DATA FOR THIS TASK
◆ ◆ ◆ ◆ ◆

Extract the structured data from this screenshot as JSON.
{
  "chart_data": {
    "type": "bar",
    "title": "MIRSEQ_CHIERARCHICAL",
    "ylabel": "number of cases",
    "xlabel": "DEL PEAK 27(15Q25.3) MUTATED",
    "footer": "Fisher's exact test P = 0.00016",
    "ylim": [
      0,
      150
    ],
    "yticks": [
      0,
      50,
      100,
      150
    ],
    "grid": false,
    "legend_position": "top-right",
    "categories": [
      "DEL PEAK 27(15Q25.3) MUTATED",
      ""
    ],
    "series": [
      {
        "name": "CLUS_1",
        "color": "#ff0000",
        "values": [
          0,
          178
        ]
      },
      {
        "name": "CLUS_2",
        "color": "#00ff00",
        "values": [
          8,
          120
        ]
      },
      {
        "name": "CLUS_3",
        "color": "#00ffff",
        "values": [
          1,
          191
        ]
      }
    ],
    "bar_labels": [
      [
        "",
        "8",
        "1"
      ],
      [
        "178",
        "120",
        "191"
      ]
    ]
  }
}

◆ ◆ ◆ ◆ ◆

JOB
Restate the data above word for word.

COMPLETED EXERCISE
Extract the structured data from this screenshot as JSON.
{
  "chart_data": {
    "type": "bar",
    "title": "MIRSEQ_CHIERARCHICAL",
    "ylabel": "number of cases",
    "xlabel": "DEL PEAK 27(15Q25.3) MUTATED",
    "footer": "Fisher's exact test P = 0.00016",
    "ylim": [
      0,
      150
    ],
    "yticks": [
      0,
      50,
      100,
      150
    ],
    "grid": false,
    "legend_position": "top-right",
    "categories": [
      "DEL PEAK 27(15Q25.3) MUTATED",
      ""
    ],
    "series": [
      {
        "name": "CLUS_1",
        "color": "#ff0000",
        "values": [
          0,
          178
        ]
      },
      {
        "name": "CLUS_2",
        "color": "#00ff00",
        "values": [
          8,
          120
        ]
      },
      {
        "name": "CLUS_3",
        "color": "#00ffff",
        "values": [
          1,
          191
        ]
      }
    ],
    "bar_labels": [
      [
        "",
        "8",
        "1"
      ],
      [
        "178",
        "120",
        "191"
      ]
    ]
  }
}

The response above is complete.